> Dataset records:
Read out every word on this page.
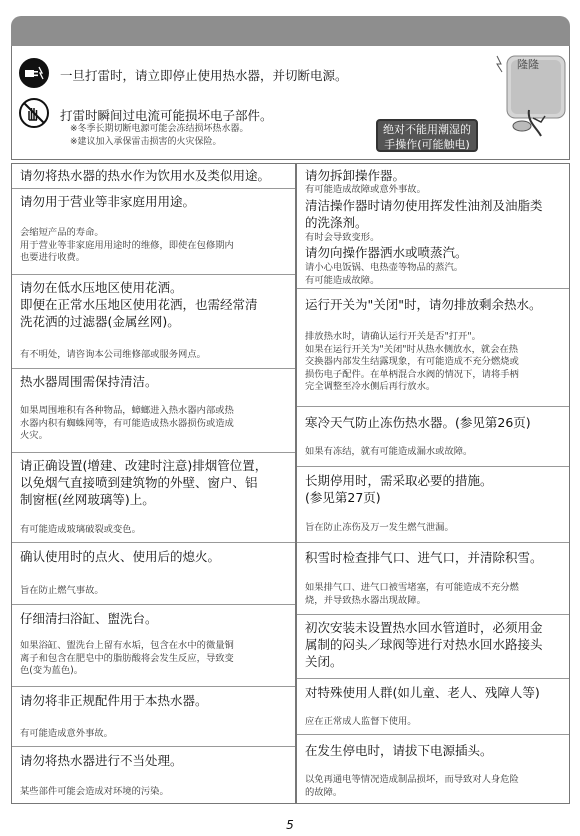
一旦打雷时，请立即停止使用热水器，并切断电源。
打雷时瞬间过电流可能损坏电子部件。
※冬季长期切断电源可能会冻结损坏热水器。
※建议加入承保雷击损害的火灾保险。
隆隆
绝对不能用潮湿的
手操作(可能触电)
请勿将热水器的热水作为饮用水及类似用途。
请勿用于营业等非家庭用用途。
会缩短产品的寿命。
用于营业等非家庭用用途时的维修，即使在包修期内
也要进行收费。
请勿在低水压地区使用花洒。
即便在正常水压地区使用花洒，也需经常清
洗花洒的过滤器(金属丝网)。
有不明处，请咨询本公司维修部或服务网点。
热水器周围需保持清洁。
如果周围堆积有各种物品，蟑螂进入热水器内部或热
水器内积有蜘蛛网等，有可能造成热水器损伤或造成
火灾。
请正确设置(增建、改建时注意)排烟管位置，
以免烟气直接喷到建筑物的外壁、窗户、铝
制窗框(丝网玻璃等)上。
有可能造成玻璃破裂或变色。
确认使用时的点火、使用后的熄火。
旨在防止燃气事故。
仔细清扫浴缸、盥洗台。
如果浴缸、盥洗台上留有水垢，包含在水中的微量铜
离子和包含在肥皂中的脂肪酸将会发生反应，导致变
色(变为蓝色)。
请勿将非正规配件用于本热水器。
有可能造成意外事故。
请勿将热水器进行不当处理。
某些部件可能会造成对环境的污染。
请勿拆卸操作器。
有可能造成故障或意外事故。
清洁操作器时请勿使用挥发性油剂及油脂类
的洗涤剂。
有时会导致变形。
请勿向操作器洒水或喷蒸汽。
请小心电饭锅、电热壶等物品的蒸汽。
有可能造成故障。
运行开关为"关闭"时，请勿排放剩余热水。
排放热水时，请确认运行开关是否"打开"。
如果在运行开关为"关闭"时从热水侧放水，就会在热
交换器内部发生结露现象，有可能造成不充分燃烧或
损伤电子配件。在单柄混合水阀的情况下，请将手柄
完全调整至冷水侧后再行放水。
寒冷天气防止冻伤热水器。(参见第26页)
如果有冻结，就有可能造成漏水或故障。
长期停用时，需采取必要的措施。
(参见第27页)
旨在防止冻伤及万一发生燃气泄漏。
积雪时检查排气口、进气口，并清除积雪。
如果排气口、进气口被雪堵塞，有可能造成不充分燃
烧，并导致热水器出现故障。
初次安装未设置热水回水管道时，必须用金
属制的闷头／球阀等进行对热水回水路接头
关闭。
对特殊使用人群(如儿童、老人、残障人等)
应在正常成人监督下使用。
在发生停电时，请拔下电源插头。
以免再通电等情况造成制品损坏，而导致对人身危险
的故障。
5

> Exercise: Pictures excluded, quote all the data above exactly.

> Result for this task:
Read out every word on this page.
一旦打雷时，请立即停止使用热水器，并切断电源。
打雷时瞬间过电流可能损坏电子部件。
※冬季长期切断电源可能会冻结损坏热水器。
※建议加入承保雷击损害的火灾保险。
隆隆
绝对不能用潮湿的
手操作(可能触电)
请勿将热水器的热水作为饮用水及类似用途。
请勿用于营业等非家庭用用途。
会缩短产品的寿命。
用于营业等非家庭用用途时的维修，即使在包修期内
也要进行收费。
请勿在低水压地区使用花洒。
即便在正常水压地区使用花洒，也需经常清
洗花洒的过滤器(金属丝网)。
有不明处，请咨询本公司维修部或服务网点。
热水器周围需保持清洁。
如果周围堆积有各种物品，蟑螂进入热水器内部或热
水器内积有蜘蛛网等，有可能造成热水器损伤或造成
火灾。
请正确设置(增建、改建时注意)排烟管位置，
以免烟气直接喷到建筑物的外壁、窗户、铝
制窗框(丝网玻璃等)上。
有可能造成玻璃破裂或变色。
确认使用时的点火、使用后的熄火。
旨在防止燃气事故。
仔细清扫浴缸、盥洗台。
如果浴缸、盥洗台上留有水垢，包含在水中的微量铜
离子和包含在肥皂中的脂肪酸将会发生反应，导致变
色(变为蓝色)。
请勿将非正规配件用于本热水器。
有可能造成意外事故。
请勿将热水器进行不当处理。
某些部件可能会造成对环境的污染。
请勿拆卸操作器。
有可能造成故障或意外事故。
清洁操作器时请勿使用挥发性油剂及油脂类
的洗涤剂。
有时会导致变形。
请勿向操作器洒水或喷蒸汽。
请小心电饭锅、电热壶等物品的蒸汽。
有可能造成故障。
运行开关为"关闭"时，请勿排放剩余热水。
排放热水时，请确认运行开关是否"打开"。
如果在运行开关为"关闭"时从热水侧放水，就会在热
交换器内部发生结露现象，有可能造成不充分燃烧或
损伤电子配件。在单柄混合水阀的情况下，请将手柄
完全调整至冷水侧后再行放水。
寒冷天气防止冻伤热水器。(参见第26页)
如果有冻结，就有可能造成漏水或故障。
长期停用时，需采取必要的措施。
(参见第27页)
旨在防止冻伤及万一发生燃气泄漏。
积雪时检查排气口、进气口，并清除积雪。
如果排气口、进气口被雪堵塞，有可能造成不充分燃
烧，并导致热水器出现故障。
初次安装未设置热水回水管道时，必须用金
属制的闷头／球阀等进行对热水回水路接头
关闭。
对特殊使用人群(如儿童、老人、残障人等)
应在正常成人监督下使用。
在发生停电时，请拔下电源插头。
以免再通电等情况造成制品损坏，而导致对人身危险
的故障。
5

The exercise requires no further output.